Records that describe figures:
==*==
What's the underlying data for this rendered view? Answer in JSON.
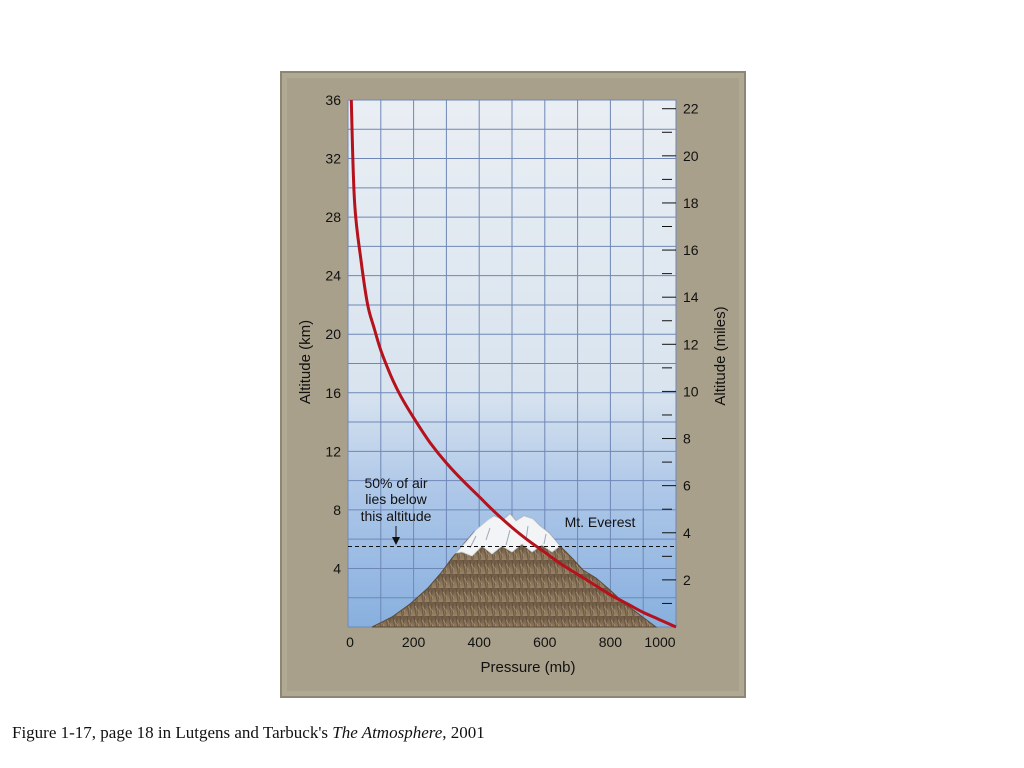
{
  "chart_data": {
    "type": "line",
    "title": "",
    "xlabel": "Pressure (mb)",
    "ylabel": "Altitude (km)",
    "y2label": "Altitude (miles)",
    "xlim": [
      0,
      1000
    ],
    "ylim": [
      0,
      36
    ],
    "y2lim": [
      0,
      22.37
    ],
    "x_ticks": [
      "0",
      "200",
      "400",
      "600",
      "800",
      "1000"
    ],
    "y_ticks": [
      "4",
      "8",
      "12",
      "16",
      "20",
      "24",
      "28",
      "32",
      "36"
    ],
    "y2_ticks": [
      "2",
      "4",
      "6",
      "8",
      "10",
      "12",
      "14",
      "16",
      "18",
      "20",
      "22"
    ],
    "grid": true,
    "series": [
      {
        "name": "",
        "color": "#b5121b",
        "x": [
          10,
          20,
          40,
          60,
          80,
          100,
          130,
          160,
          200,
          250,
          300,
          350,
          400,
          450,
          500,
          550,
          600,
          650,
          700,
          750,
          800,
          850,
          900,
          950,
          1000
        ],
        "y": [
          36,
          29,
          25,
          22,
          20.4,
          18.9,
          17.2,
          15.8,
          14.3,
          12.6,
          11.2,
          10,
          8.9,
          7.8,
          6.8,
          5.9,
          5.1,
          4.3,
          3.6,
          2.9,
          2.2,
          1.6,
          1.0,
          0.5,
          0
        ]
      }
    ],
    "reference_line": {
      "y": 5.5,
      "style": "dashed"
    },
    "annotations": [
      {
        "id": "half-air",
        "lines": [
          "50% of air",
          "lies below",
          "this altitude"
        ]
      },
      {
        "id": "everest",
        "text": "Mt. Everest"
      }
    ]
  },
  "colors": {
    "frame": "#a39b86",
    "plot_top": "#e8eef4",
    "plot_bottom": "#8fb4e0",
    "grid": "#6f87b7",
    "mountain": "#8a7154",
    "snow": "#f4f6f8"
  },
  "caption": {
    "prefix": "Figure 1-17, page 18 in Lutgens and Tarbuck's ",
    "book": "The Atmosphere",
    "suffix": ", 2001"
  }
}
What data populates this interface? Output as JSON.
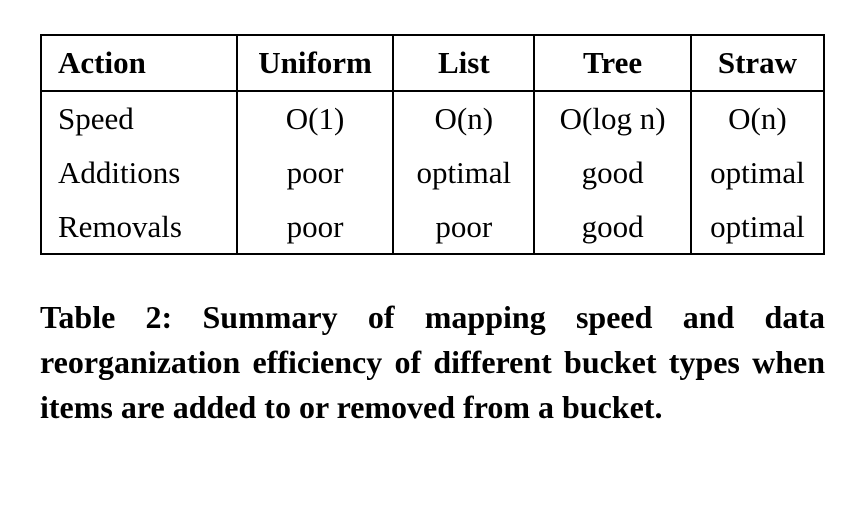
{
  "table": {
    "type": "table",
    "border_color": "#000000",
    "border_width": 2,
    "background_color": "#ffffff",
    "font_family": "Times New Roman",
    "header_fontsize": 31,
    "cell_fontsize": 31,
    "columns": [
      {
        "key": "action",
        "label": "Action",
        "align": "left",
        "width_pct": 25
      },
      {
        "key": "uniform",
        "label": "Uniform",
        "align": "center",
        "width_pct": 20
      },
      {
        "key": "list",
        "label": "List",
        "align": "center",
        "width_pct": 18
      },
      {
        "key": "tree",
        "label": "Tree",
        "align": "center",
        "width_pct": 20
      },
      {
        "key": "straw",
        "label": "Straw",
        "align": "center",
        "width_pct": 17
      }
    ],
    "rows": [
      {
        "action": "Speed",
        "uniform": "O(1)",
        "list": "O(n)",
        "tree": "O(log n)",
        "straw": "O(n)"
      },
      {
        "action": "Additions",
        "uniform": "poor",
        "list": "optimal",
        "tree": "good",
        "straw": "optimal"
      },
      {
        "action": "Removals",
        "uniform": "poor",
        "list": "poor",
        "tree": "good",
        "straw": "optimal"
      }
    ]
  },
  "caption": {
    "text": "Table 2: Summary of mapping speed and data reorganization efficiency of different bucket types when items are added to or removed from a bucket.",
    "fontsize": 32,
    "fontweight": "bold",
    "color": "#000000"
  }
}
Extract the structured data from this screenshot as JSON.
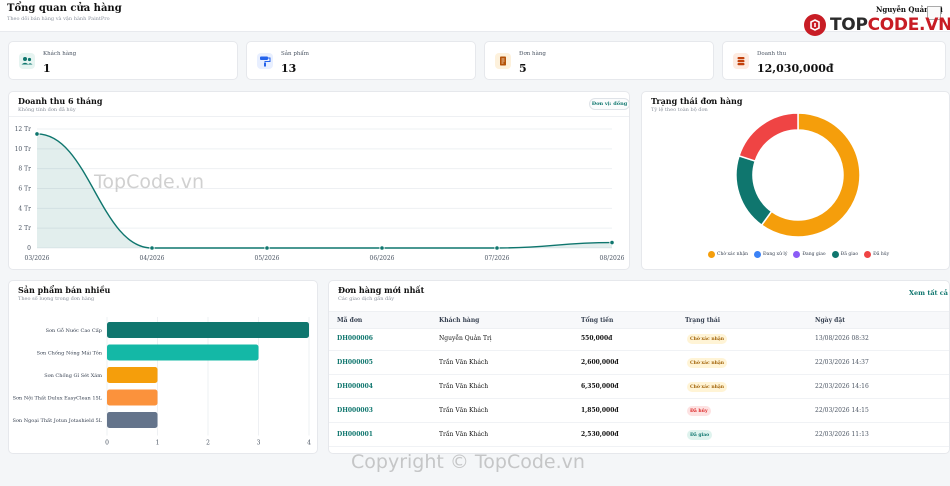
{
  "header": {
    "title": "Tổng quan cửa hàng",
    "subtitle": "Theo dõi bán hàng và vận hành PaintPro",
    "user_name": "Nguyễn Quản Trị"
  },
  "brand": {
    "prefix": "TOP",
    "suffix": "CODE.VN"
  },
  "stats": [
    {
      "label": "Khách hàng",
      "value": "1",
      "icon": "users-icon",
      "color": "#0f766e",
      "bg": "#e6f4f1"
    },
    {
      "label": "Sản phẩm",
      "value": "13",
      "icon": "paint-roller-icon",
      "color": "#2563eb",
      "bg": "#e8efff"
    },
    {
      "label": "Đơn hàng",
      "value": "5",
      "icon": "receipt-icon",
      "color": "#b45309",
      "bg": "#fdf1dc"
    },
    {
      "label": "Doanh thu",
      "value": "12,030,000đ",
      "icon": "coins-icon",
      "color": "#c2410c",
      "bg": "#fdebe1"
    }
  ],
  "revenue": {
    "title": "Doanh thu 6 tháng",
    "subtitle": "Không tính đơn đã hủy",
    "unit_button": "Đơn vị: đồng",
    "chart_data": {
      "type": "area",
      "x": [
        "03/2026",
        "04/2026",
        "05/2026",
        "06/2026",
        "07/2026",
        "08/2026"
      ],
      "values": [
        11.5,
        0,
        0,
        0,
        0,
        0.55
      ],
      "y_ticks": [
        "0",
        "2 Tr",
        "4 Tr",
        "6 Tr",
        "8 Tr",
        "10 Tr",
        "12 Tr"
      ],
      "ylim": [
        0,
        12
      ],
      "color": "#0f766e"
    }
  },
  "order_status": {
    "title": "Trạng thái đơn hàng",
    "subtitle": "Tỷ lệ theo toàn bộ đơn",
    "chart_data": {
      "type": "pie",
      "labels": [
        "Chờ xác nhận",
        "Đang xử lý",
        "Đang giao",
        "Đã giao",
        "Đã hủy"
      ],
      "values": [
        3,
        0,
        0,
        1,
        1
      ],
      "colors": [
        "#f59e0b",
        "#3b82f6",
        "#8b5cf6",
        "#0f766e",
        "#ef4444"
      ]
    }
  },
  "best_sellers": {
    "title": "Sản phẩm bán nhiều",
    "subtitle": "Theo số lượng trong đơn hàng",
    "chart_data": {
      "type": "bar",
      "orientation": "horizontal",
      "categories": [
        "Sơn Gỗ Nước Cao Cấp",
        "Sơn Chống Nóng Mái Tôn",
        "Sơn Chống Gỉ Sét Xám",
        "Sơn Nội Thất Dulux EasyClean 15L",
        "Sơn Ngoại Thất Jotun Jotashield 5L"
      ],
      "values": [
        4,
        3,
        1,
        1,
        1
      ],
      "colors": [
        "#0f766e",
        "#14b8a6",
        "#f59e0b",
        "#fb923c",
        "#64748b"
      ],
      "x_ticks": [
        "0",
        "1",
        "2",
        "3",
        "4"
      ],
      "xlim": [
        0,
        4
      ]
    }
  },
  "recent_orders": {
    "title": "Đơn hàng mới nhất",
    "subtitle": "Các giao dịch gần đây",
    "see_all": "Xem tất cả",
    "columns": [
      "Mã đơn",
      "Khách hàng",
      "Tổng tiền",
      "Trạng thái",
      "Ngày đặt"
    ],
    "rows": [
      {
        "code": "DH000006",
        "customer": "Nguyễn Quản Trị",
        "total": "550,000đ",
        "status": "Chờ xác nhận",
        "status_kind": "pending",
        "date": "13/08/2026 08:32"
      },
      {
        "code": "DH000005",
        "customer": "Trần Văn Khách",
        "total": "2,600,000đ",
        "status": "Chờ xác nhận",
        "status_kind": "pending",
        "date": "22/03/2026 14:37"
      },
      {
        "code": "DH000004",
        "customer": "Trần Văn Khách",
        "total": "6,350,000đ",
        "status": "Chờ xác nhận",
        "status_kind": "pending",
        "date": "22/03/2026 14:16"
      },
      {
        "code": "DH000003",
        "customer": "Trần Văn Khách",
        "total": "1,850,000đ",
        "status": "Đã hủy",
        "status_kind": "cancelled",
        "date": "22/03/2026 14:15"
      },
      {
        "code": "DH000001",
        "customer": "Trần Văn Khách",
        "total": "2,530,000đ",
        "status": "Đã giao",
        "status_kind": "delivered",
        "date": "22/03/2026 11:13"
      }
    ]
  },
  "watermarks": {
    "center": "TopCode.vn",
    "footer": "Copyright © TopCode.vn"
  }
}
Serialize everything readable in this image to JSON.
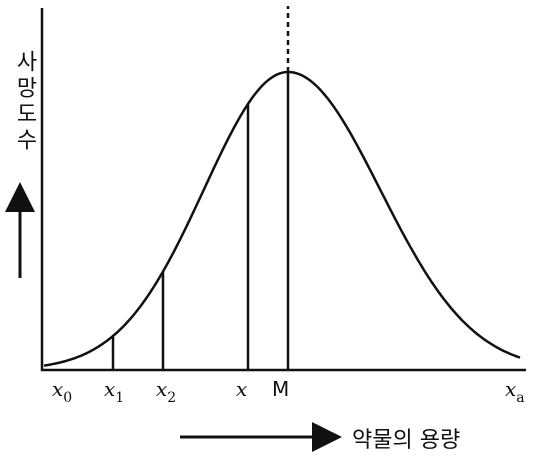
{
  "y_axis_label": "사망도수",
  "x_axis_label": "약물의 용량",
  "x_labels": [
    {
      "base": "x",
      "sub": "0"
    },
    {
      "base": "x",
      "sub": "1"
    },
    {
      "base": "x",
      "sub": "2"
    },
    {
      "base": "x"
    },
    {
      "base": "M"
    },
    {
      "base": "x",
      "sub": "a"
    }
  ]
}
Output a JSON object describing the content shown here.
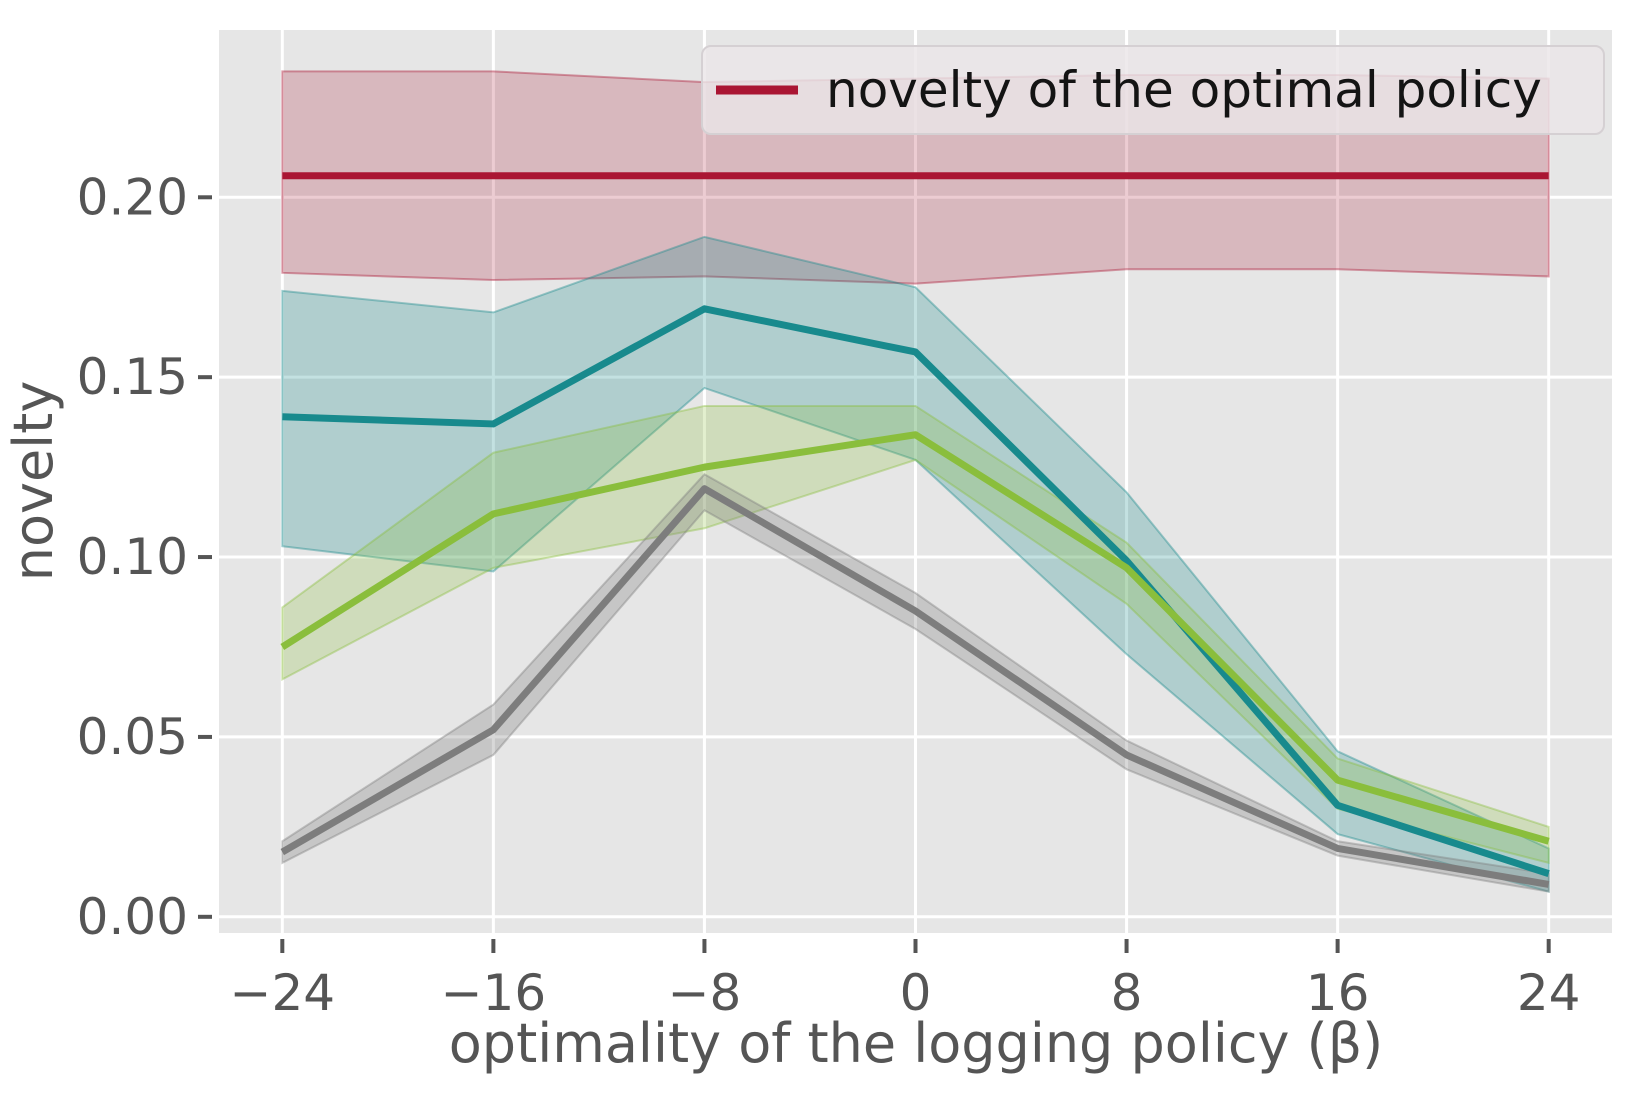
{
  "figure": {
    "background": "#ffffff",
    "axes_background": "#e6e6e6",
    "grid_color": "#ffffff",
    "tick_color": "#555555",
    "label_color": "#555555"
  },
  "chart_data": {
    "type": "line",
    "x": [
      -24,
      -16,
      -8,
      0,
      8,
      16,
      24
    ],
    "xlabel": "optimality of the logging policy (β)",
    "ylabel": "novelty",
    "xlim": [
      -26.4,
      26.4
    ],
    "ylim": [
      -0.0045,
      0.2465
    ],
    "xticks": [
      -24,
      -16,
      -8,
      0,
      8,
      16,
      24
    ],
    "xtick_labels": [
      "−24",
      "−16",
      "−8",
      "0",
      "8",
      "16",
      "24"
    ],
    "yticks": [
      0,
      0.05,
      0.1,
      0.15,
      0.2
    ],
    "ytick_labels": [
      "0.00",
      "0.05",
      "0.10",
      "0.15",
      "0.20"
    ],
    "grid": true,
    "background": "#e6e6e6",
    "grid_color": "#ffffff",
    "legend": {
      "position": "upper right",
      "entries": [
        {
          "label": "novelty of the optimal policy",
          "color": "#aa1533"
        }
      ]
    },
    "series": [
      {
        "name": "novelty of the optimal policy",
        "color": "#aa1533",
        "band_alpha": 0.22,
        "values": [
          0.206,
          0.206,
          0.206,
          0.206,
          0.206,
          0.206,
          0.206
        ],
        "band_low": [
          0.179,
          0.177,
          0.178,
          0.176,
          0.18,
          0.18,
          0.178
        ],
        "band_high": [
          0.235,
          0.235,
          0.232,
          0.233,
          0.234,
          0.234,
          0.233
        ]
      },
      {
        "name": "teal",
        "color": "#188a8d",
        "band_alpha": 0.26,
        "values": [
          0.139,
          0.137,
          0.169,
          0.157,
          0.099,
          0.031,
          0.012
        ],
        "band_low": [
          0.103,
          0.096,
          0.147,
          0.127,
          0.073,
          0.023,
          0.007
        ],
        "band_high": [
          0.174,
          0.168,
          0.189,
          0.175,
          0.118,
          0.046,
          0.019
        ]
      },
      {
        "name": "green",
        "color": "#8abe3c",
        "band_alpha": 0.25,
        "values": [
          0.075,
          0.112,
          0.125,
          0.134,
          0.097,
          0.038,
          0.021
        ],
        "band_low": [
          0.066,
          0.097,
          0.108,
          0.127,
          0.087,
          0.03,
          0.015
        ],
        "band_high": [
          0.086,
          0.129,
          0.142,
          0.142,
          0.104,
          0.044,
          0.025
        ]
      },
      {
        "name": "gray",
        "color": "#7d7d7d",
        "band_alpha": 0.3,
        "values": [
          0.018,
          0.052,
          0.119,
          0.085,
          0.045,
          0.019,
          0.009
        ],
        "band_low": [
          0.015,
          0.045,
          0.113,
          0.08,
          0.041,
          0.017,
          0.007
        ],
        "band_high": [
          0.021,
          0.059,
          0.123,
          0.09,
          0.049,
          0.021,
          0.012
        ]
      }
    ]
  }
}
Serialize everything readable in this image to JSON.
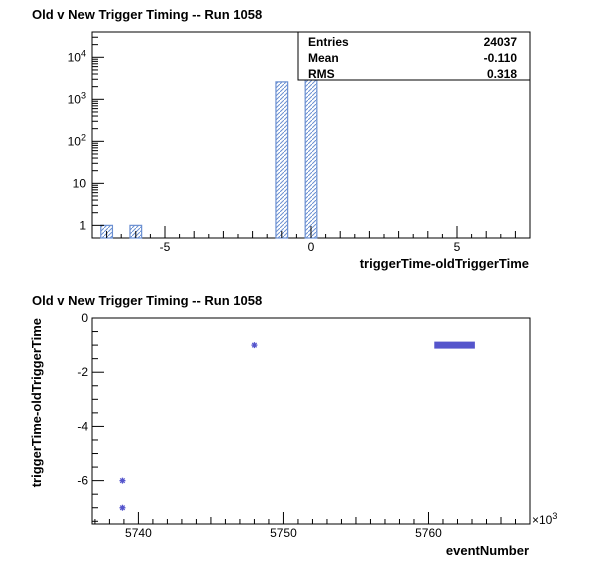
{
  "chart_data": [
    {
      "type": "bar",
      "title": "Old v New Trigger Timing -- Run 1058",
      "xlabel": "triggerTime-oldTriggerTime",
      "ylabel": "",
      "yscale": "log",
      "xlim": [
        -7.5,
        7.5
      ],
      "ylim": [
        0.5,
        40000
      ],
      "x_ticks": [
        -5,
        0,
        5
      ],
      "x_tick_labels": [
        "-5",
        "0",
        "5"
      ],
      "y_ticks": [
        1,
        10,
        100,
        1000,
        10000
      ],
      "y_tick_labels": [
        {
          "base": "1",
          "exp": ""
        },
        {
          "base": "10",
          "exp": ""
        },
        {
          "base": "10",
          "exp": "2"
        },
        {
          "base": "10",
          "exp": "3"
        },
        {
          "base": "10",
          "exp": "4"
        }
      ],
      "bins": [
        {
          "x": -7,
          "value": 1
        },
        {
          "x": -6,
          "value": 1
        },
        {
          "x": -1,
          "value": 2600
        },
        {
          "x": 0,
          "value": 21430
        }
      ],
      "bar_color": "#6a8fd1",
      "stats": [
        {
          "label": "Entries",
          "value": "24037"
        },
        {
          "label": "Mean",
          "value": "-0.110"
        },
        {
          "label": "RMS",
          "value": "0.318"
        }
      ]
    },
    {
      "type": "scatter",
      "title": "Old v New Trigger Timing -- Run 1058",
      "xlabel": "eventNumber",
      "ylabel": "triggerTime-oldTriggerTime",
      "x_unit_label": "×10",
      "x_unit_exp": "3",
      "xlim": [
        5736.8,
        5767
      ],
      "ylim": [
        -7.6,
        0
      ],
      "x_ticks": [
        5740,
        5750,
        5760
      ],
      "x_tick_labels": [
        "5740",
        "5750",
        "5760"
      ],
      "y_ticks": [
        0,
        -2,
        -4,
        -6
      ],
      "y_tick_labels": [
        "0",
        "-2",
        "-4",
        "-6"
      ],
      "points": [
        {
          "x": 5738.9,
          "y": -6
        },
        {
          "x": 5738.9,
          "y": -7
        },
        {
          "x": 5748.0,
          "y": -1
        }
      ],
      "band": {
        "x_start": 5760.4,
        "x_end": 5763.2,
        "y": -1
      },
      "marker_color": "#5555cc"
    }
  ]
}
==*==
* Problem to work on: Copy each line in the data that holds the word "Output".

* Response:
What data populates this interface? Output as JSON.
Output a JSON object describing the content shown here.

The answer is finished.